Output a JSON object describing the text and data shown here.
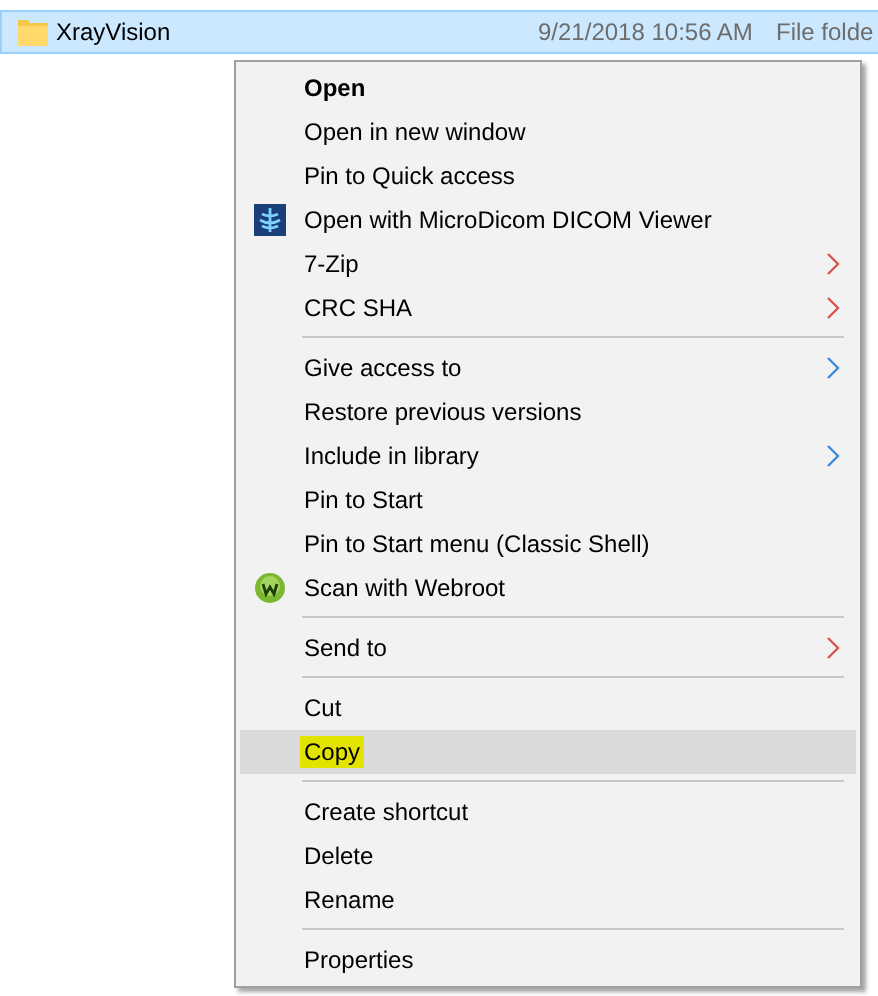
{
  "file_row": {
    "name": "XrayVision",
    "date": "9/21/2018 10:56 AM",
    "type": "File folde",
    "selected": true
  },
  "context_menu": {
    "sections": [
      [
        {
          "label": "Open",
          "bold": true,
          "submenu": false,
          "selected": false,
          "highlighted": false
        },
        {
          "label": "Open in new window",
          "bold": false,
          "submenu": false,
          "selected": false,
          "highlighted": false
        },
        {
          "label": "Pin to Quick access",
          "bold": false,
          "submenu": false,
          "selected": false,
          "highlighted": false
        },
        {
          "label": "Open with MicroDicom DICOM Viewer",
          "bold": false,
          "submenu": false,
          "selected": false,
          "highlighted": false,
          "kind": "xray"
        },
        {
          "label": "7-Zip",
          "bold": false,
          "submenu": true,
          "color": "#d9534f",
          "selected": false,
          "highlighted": false
        },
        {
          "label": "CRC SHA",
          "bold": false,
          "submenu": true,
          "color": "#d9534f",
          "selected": false,
          "highlighted": false
        }
      ],
      [
        {
          "label": "Give access to",
          "bold": false,
          "submenu": true,
          "color": "#3c8ad8",
          "selected": false,
          "highlighted": false
        },
        {
          "label": "Restore previous versions",
          "bold": false,
          "submenu": false,
          "selected": false,
          "highlighted": false
        },
        {
          "label": "Include in library",
          "bold": false,
          "submenu": true,
          "color": "#3c8ad8",
          "selected": false,
          "highlighted": false
        },
        {
          "label": "Pin to Start",
          "bold": false,
          "submenu": false,
          "selected": false,
          "highlighted": false
        },
        {
          "label": "Pin to Start menu (Classic Shell)",
          "bold": false,
          "submenu": false,
          "selected": false,
          "highlighted": false
        },
        {
          "label": "Scan with Webroot",
          "bold": false,
          "submenu": false,
          "selected": false,
          "highlighted": false,
          "kind": "webroot"
        }
      ],
      [
        {
          "label": "Send to",
          "bold": false,
          "submenu": true,
          "color": "#d9534f",
          "selected": false,
          "highlighted": false
        }
      ],
      [
        {
          "label": "Cut",
          "bold": false,
          "submenu": false,
          "selected": false,
          "highlighted": false
        },
        {
          "label": "Copy",
          "bold": false,
          "submenu": false,
          "selected": true,
          "highlighted": true
        }
      ],
      [
        {
          "label": "Create shortcut",
          "bold": false,
          "submenu": false,
          "selected": false,
          "highlighted": false
        },
        {
          "label": "Delete",
          "bold": false,
          "submenu": false,
          "selected": false,
          "highlighted": false
        },
        {
          "label": "Rename",
          "bold": false,
          "submenu": false,
          "selected": false,
          "highlighted": false
        }
      ],
      [
        {
          "label": "Properties",
          "bold": false,
          "submenu": false,
          "selected": false,
          "highlighted": false
        }
      ]
    ]
  }
}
___
Track down all lines above with the string "Start" and copy them.

          "label": "Pin to Start",
          "label": "Pin to Start menu (Classic Shell)",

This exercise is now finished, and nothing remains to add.